> _WORK TO BE COMPLETED_
Copy out all the records exactly.

>> START

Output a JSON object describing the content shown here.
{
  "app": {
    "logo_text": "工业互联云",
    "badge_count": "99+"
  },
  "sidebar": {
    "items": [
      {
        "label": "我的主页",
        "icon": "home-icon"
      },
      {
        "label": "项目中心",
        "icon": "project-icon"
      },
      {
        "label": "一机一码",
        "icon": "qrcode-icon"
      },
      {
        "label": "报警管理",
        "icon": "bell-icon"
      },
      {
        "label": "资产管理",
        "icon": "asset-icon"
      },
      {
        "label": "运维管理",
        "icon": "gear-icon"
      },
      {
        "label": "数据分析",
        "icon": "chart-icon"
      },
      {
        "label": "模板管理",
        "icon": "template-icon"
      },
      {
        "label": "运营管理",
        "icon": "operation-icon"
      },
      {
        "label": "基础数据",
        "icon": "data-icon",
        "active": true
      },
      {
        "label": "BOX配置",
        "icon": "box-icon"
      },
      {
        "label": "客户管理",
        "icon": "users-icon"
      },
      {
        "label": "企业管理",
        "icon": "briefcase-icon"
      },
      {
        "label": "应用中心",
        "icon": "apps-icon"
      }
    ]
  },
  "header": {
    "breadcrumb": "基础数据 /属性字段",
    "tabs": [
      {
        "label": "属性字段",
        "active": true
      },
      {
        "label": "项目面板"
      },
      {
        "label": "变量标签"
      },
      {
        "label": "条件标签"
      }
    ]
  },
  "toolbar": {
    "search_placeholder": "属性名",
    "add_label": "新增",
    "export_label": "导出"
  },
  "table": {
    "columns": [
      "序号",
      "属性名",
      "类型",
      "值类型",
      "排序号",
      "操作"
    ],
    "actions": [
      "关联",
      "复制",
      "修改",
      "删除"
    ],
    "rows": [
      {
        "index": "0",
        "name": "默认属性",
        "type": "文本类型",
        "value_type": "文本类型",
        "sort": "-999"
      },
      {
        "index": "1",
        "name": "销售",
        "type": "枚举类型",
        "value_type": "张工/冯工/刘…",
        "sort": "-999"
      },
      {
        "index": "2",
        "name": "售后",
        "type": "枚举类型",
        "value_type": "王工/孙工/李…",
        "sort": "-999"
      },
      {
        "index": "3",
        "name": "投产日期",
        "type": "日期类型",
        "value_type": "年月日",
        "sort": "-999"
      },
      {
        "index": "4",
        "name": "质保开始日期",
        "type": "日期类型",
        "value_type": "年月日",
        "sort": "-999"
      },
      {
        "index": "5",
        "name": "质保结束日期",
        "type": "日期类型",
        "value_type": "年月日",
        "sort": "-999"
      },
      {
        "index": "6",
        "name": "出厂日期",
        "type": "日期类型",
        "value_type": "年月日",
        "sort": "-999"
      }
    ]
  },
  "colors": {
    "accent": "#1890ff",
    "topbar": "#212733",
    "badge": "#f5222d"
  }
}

>> END

> _CORRECT RESPONSE_
Output a JSON object describing the content shown here.
{
  "app": {
    "logo_text": "工业互联云",
    "badge_count": "99+"
  },
  "sidebar": {
    "items": [
      {
        "label": "我的主页",
        "icon": "home-icon"
      },
      {
        "label": "项目中心",
        "icon": "project-icon"
      },
      {
        "label": "一机一码",
        "icon": "qrcode-icon"
      },
      {
        "label": "报警管理",
        "icon": "bell-icon"
      },
      {
        "label": "资产管理",
        "icon": "asset-icon"
      },
      {
        "label": "运维管理",
        "icon": "gear-icon"
      },
      {
        "label": "数据分析",
        "icon": "chart-icon"
      },
      {
        "label": "模板管理",
        "icon": "template-icon"
      },
      {
        "label": "运营管理",
        "icon": "operation-icon"
      },
      {
        "label": "基础数据",
        "icon": "data-icon",
        "active": true
      },
      {
        "label": "BOX配置",
        "icon": "box-icon"
      },
      {
        "label": "客户管理",
        "icon": "users-icon"
      },
      {
        "label": "企业管理",
        "icon": "briefcase-icon"
      },
      {
        "label": "应用中心",
        "icon": "apps-icon"
      }
    ]
  },
  "header": {
    "breadcrumb": "基础数据 /属性字段",
    "tabs": [
      {
        "label": "属性字段",
        "active": true
      },
      {
        "label": "项目面板"
      },
      {
        "label": "变量标签"
      },
      {
        "label": "条件标签"
      }
    ]
  },
  "toolbar": {
    "search_placeholder": "属性名",
    "add_label": "新增",
    "export_label": "导出"
  },
  "table": {
    "columns": [
      "序号",
      "属性名",
      "类型",
      "值类型",
      "排序号",
      "操作"
    ],
    "actions": [
      "关联",
      "复制",
      "修改",
      "删除"
    ],
    "rows": [
      {
        "index": "0",
        "name": "默认属性",
        "type": "文本类型",
        "value_type": "文本类型",
        "sort": "-999"
      },
      {
        "index": "1",
        "name": "销售",
        "type": "枚举类型",
        "value_type": "张工/冯工/刘…",
        "sort": "-999"
      },
      {
        "index": "2",
        "name": "售后",
        "type": "枚举类型",
        "value_type": "王工/孙工/李…",
        "sort": "-999"
      },
      {
        "index": "3",
        "name": "投产日期",
        "type": "日期类型",
        "value_type": "年月日",
        "sort": "-999"
      },
      {
        "index": "4",
        "name": "质保开始日期",
        "type": "日期类型",
        "value_type": "年月日",
        "sort": "-999"
      },
      {
        "index": "5",
        "name": "质保结束日期",
        "type": "日期类型",
        "value_type": "年月日",
        "sort": "-999"
      },
      {
        "index": "6",
        "name": "出厂日期",
        "type": "日期类型",
        "value_type": "年月日",
        "sort": "-999"
      }
    ]
  },
  "colors": {
    "accent": "#1890ff",
    "topbar": "#212733",
    "badge": "#f5222d"
  }
}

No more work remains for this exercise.